++++ Exercise inputs ++++

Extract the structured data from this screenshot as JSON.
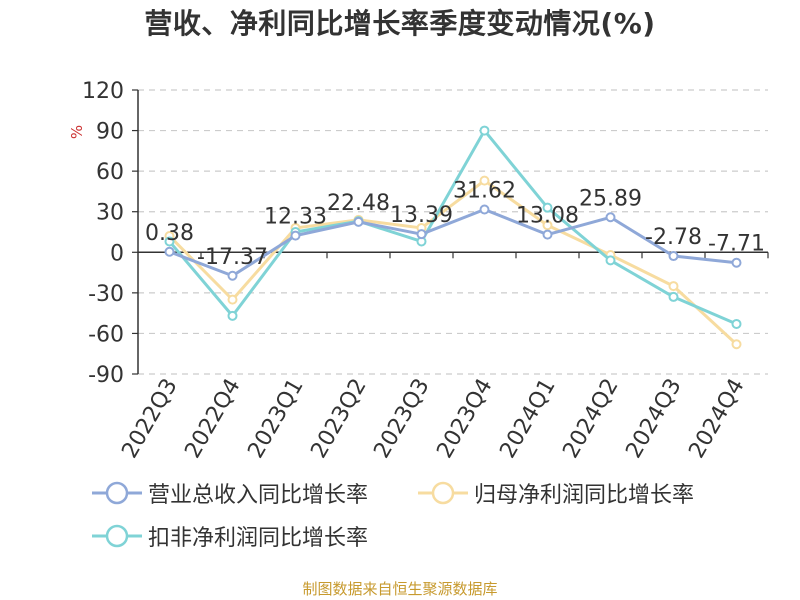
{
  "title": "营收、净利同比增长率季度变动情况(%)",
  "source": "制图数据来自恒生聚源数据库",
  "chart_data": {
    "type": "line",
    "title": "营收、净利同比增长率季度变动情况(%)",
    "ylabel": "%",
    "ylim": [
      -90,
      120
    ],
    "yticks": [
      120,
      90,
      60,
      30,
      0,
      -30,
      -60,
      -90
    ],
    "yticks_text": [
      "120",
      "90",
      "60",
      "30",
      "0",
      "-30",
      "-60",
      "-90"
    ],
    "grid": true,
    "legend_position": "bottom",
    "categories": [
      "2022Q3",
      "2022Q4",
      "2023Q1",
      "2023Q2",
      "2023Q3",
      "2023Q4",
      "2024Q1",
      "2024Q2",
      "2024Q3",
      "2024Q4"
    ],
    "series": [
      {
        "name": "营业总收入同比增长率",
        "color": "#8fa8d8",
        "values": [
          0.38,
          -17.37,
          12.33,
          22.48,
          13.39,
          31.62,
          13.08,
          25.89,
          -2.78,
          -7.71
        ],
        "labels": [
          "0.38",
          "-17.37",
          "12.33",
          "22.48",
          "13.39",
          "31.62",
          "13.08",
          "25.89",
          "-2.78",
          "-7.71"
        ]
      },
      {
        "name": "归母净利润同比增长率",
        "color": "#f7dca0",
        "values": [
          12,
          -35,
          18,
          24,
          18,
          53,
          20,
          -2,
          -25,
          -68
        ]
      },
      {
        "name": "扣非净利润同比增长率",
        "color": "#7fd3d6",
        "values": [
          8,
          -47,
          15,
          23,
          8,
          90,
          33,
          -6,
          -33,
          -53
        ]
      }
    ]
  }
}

++++
++++ Exercise inputs ++++

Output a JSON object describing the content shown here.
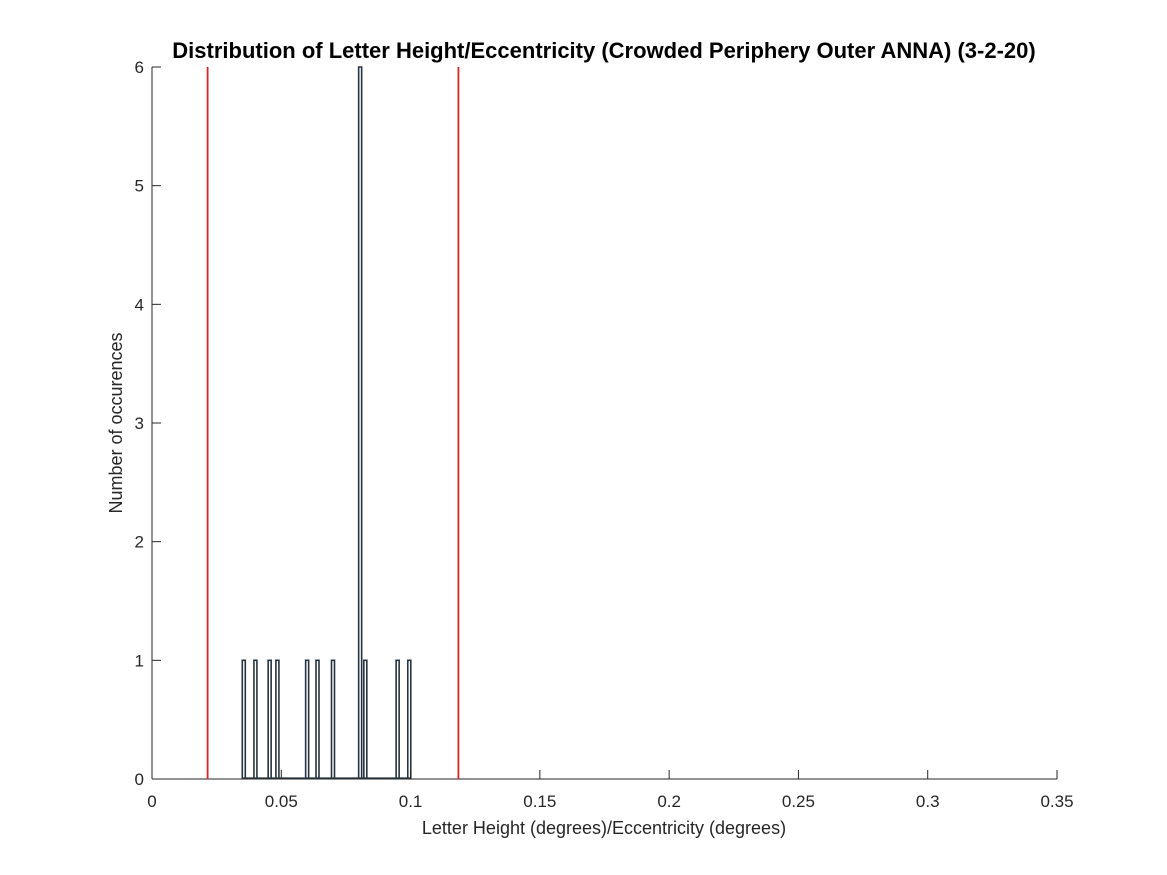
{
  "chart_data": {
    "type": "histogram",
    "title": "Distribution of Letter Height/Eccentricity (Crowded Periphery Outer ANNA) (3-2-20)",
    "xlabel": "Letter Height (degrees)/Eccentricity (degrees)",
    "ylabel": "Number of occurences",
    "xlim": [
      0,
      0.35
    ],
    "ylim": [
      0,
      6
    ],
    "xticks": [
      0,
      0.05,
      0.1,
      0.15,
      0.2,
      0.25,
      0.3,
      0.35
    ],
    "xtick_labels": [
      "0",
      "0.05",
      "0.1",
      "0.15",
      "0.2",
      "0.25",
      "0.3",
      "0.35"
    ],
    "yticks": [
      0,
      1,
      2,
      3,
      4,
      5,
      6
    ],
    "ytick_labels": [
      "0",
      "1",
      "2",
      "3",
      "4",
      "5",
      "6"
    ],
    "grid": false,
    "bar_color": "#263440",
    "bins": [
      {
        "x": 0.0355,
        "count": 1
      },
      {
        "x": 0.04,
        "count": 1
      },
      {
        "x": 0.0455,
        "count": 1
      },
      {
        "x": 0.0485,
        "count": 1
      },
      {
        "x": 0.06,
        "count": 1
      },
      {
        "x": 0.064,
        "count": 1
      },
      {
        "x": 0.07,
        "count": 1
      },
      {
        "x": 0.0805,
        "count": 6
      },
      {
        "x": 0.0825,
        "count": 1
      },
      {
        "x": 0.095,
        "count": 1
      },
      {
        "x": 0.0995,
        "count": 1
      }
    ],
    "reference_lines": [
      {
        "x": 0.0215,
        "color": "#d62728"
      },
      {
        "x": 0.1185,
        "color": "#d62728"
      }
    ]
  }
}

++++

[Job] Identify and copy all lines with the word "ylabel".

[Solution to the exercise]
    "ylabel": "%",
    "ylabel": "Number of occurences",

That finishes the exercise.